Instruction
All entries below need to be written out exactly, but without their pictures.
--- start Dataset entries ---
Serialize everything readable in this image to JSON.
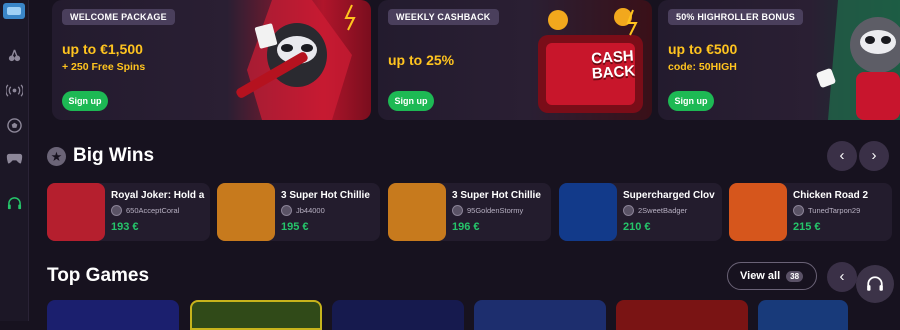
{
  "sidebar": {
    "items": [
      {
        "icon": "cherries-icon"
      },
      {
        "icon": "live-broadcast-icon"
      },
      {
        "icon": "soccer-ball-icon"
      },
      {
        "icon": "gamepad-icon"
      },
      {
        "icon": "headset-support-icon"
      }
    ]
  },
  "banners": [
    {
      "tag": "WELCOME PACKAGE",
      "headline": "up to €1,500",
      "sub": "+ 250 Free Spins",
      "button": "Sign up"
    },
    {
      "tag": "WEEKLY CASHBACK",
      "headline": "up to 25%",
      "sub": "",
      "button": "Sign up",
      "art_text": "CASH BACK"
    },
    {
      "tag": "50% HIGHROLLER BONUS",
      "headline": "up to €500",
      "sub": "code: 50HIGH",
      "button": "Sign up"
    }
  ],
  "big_wins": {
    "title": "Big Wins",
    "cards": [
      {
        "game": "Royal Joker: Hold a",
        "user": "650AcceptCoral",
        "amount": "193 €",
        "thumb_color": "#b51f2e"
      },
      {
        "game": "3 Super Hot Chillie",
        "user": "Jb44000",
        "amount": "195 €",
        "thumb_color": "#c77a1d"
      },
      {
        "game": "3 Super Hot Chillie",
        "user": "95GoldenStormy",
        "amount": "196 €",
        "thumb_color": "#c77a1d"
      },
      {
        "game": "Supercharged Clov",
        "user": "2SweetBadger",
        "amount": "210 €",
        "thumb_color": "#123a8a"
      },
      {
        "game": "Chicken Road 2",
        "user": "TunedTarpon29",
        "amount": "215 €",
        "thumb_color": "#d6561c"
      }
    ]
  },
  "top_games": {
    "title": "Top Games",
    "view_all": "View all",
    "count": "38",
    "tiles": [
      "#1b1f6e",
      "#304a18",
      "#161a4e",
      "#1d2e6e",
      "#7a1414",
      "#183a7a"
    ]
  },
  "colors": {
    "accent": "#1db954",
    "win_green": "#25c46a",
    "gold": "#ffc41f"
  }
}
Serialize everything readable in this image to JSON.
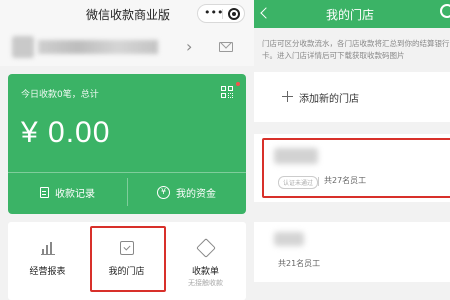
{
  "left": {
    "title": "微信收款商业版",
    "capsule_dots": "•••",
    "today_summary": "今日收款0笔，总计",
    "amount": "¥ 0.00",
    "buttons": {
      "records": "收款记录",
      "funds": "我的资金"
    },
    "grid": [
      {
        "label": "经营报表",
        "sub": ""
      },
      {
        "label": "我的门店",
        "sub": ""
      },
      {
        "label": "收款单",
        "sub": "无接触收款"
      }
    ],
    "icons": {
      "chevron": "›",
      "yen_glyph": "¥"
    }
  },
  "right": {
    "title": "我的门店",
    "description": "门店可区分收款流水，各门店收款将汇总到你的结算银行卡。进入门店详情后可下载获取收款码图片",
    "add_store": "添加新的门店",
    "stores": [
      {
        "badge": "认证未通过",
        "employees": "共27名员工"
      },
      {
        "badge": "",
        "employees": "共21名员工"
      }
    ]
  },
  "colors": {
    "brand_green": "#3bb366",
    "highlight_red": "#d8302a"
  }
}
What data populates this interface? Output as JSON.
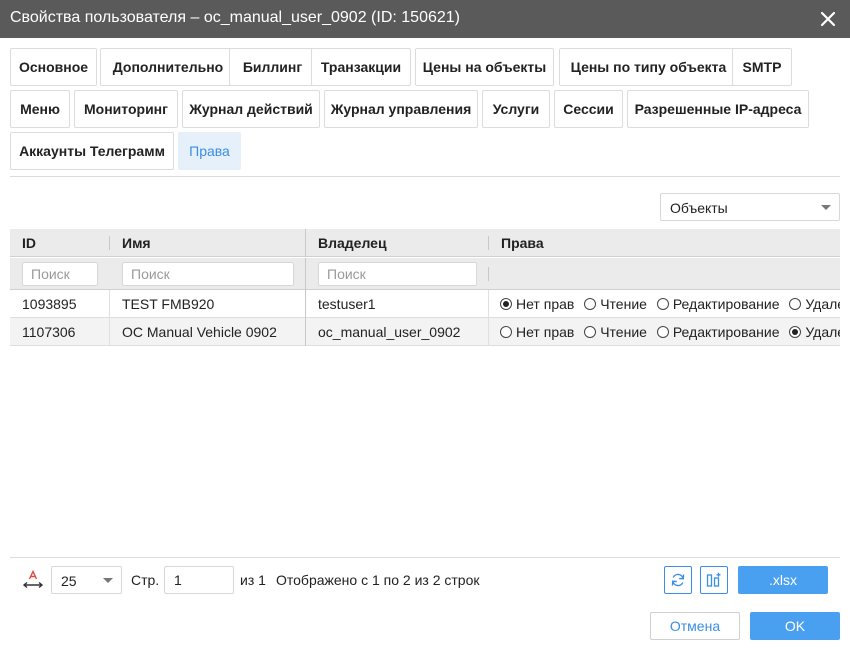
{
  "window": {
    "title": "Свойства пользователя – oc_manual_user_0902 (ID: 150621)"
  },
  "tabs": [
    {
      "label": "Основное"
    },
    {
      "label": "Дополнительно"
    },
    {
      "label": "Биллинг"
    },
    {
      "label": "Транзакции"
    },
    {
      "label": "Цены на объекты"
    },
    {
      "label": "Цены по типу объекта"
    },
    {
      "label": "SMTP"
    },
    {
      "label": "Меню"
    },
    {
      "label": "Мониторинг"
    },
    {
      "label": "Журнал действий"
    },
    {
      "label": "Журнал управления"
    },
    {
      "label": "Услуги"
    },
    {
      "label": "Сессии"
    },
    {
      "label": "Разрешенные IP-адреса"
    },
    {
      "label": "Аккаунты Телеграмм"
    },
    {
      "label": "Права",
      "active": true
    }
  ],
  "object_type_select": {
    "value": "Объекты"
  },
  "table": {
    "columns": {
      "id": "ID",
      "name": "Имя",
      "owner": "Владелец",
      "rights": "Права"
    },
    "filter_placeholder": "Поиск",
    "rights_options": [
      "Нет прав",
      "Чтение",
      "Редактирование",
      "Удале"
    ],
    "rows": [
      {
        "id": "1093895",
        "name": "TEST FMB920",
        "owner": "testuser1",
        "selected": 0
      },
      {
        "id": "1107306",
        "name": "OC Manual Vehicle 0902",
        "owner": "oc_manual_user_0902",
        "selected": 3
      }
    ]
  },
  "pager": {
    "page_size": "25",
    "page_label": "Стр.",
    "page": "1",
    "of_label": "из 1",
    "summary": "Отображено с 1 по 2 из 2 строк",
    "export_label": ".xlsx"
  },
  "footer": {
    "cancel_label": "Отмена",
    "ok_label": "OK"
  },
  "colors": {
    "accent": "#3a8ee6",
    "primary_button": "#4aa0f0",
    "titlebar": "#5a5a5a"
  }
}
--- end Dataset entries ---
Answer to the task
Serialize everything readable in this image to JSON.
{
  "sidebar": {
    "items": [
      {
        "icon": "cherries-icon"
      },
      {
        "icon": "live-broadcast-icon"
      },
      {
        "icon": "soccer-ball-icon"
      },
      {
        "icon": "gamepad-icon"
      },
      {
        "icon": "headset-support-icon"
      }
    ]
  },
  "banners": [
    {
      "tag": "WELCOME PACKAGE",
      "headline": "up to €1,500",
      "sub": "+ 250 Free Spins",
      "button": "Sign up"
    },
    {
      "tag": "WEEKLY CASHBACK",
      "headline": "up to 25%",
      "sub": "",
      "button": "Sign up",
      "art_text": "CASH BACK"
    },
    {
      "tag": "50% HIGHROLLER BONUS",
      "headline": "up to €500",
      "sub": "code: 50HIGH",
      "button": "Sign up"
    }
  ],
  "big_wins": {
    "title": "Big Wins",
    "cards": [
      {
        "game": "Royal Joker: Hold a",
        "user": "650AcceptCoral",
        "amount": "193 €",
        "thumb_color": "#b51f2e"
      },
      {
        "game": "3 Super Hot Chillie",
        "user": "Jb44000",
        "amount": "195 €",
        "thumb_color": "#c77a1d"
      },
      {
        "game": "3 Super Hot Chillie",
        "user": "95GoldenStormy",
        "amount": "196 €",
        "thumb_color": "#c77a1d"
      },
      {
        "game": "Supercharged Clov",
        "user": "2SweetBadger",
        "amount": "210 €",
        "thumb_color": "#123a8a"
      },
      {
        "game": "Chicken Road 2",
        "user": "TunedTarpon29",
        "amount": "215 €",
        "thumb_color": "#d6561c"
      }
    ]
  },
  "top_games": {
    "title": "Top Games",
    "view_all": "View all",
    "count": "38",
    "tiles": [
      "#1b1f6e",
      "#304a18",
      "#161a4e",
      "#1d2e6e",
      "#7a1414",
      "#183a7a"
    ]
  },
  "colors": {
    "accent": "#1db954",
    "win_green": "#25c46a",
    "gold": "#ffc41f"
  }
}
Serialize everything readable in this image to JSON.
{
  "left": {
    "title": "微信收款商业版",
    "capsule_dots": "•••",
    "today_summary": "今日收款0笔，总计",
    "amount": "¥ 0.00",
    "buttons": {
      "records": "收款记录",
      "funds": "我的资金"
    },
    "grid": [
      {
        "label": "经营报表",
        "sub": ""
      },
      {
        "label": "我的门店",
        "sub": ""
      },
      {
        "label": "收款单",
        "sub": "无接触收款"
      }
    ],
    "icons": {
      "chevron": "›",
      "yen_glyph": "¥"
    }
  },
  "right": {
    "title": "我的门店",
    "description": "门店可区分收款流水，各门店收款将汇总到你的结算银行卡。进入门店详情后可下载获取收款码图片",
    "add_store": "添加新的门店",
    "stores": [
      {
        "badge": "认证未通过",
        "employees": "共27名员工"
      },
      {
        "badge": "",
        "employees": "共21名员工"
      }
    ]
  },
  "colors": {
    "brand_green": "#3bb366",
    "highlight_red": "#d8302a"
  }
}
What data populates this interface? Output as JSON.
{
  "window": {
    "title": "Свойства пользователя – oc_manual_user_0902 (ID: 150621)"
  },
  "tabs": [
    {
      "label": "Основное"
    },
    {
      "label": "Дополнительно"
    },
    {
      "label": "Биллинг"
    },
    {
      "label": "Транзакции"
    },
    {
      "label": "Цены на объекты"
    },
    {
      "label": "Цены по типу объекта"
    },
    {
      "label": "SMTP"
    },
    {
      "label": "Меню"
    },
    {
      "label": "Мониторинг"
    },
    {
      "label": "Журнал действий"
    },
    {
      "label": "Журнал управления"
    },
    {
      "label": "Услуги"
    },
    {
      "label": "Сессии"
    },
    {
      "label": "Разрешенные IP-адреса"
    },
    {
      "label": "Аккаунты Телеграмм"
    },
    {
      "label": "Права",
      "active": true
    }
  ],
  "object_type_select": {
    "value": "Объекты"
  },
  "table": {
    "columns": {
      "id": "ID",
      "name": "Имя",
      "owner": "Владелец",
      "rights": "Права"
    },
    "filter_placeholder": "Поиск",
    "rights_options": [
      "Нет прав",
      "Чтение",
      "Редактирование",
      "Удале"
    ],
    "rows": [
      {
        "id": "1093895",
        "name": "TEST FMB920",
        "owner": "testuser1",
        "selected": 0
      },
      {
        "id": "1107306",
        "name": "OC Manual Vehicle 0902",
        "owner": "oc_manual_user_0902",
        "selected": 3
      }
    ]
  },
  "pager": {
    "page_size": "25",
    "page_label": "Стр.",
    "page": "1",
    "of_label": "из 1",
    "summary": "Отображено с 1 по 2 из 2 строк",
    "export_label": ".xlsx"
  },
  "footer": {
    "cancel_label": "Отмена",
    "ok_label": "OK"
  },
  "colors": {
    "accent": "#3a8ee6",
    "primary_button": "#4aa0f0",
    "titlebar": "#5a5a5a"
  }
}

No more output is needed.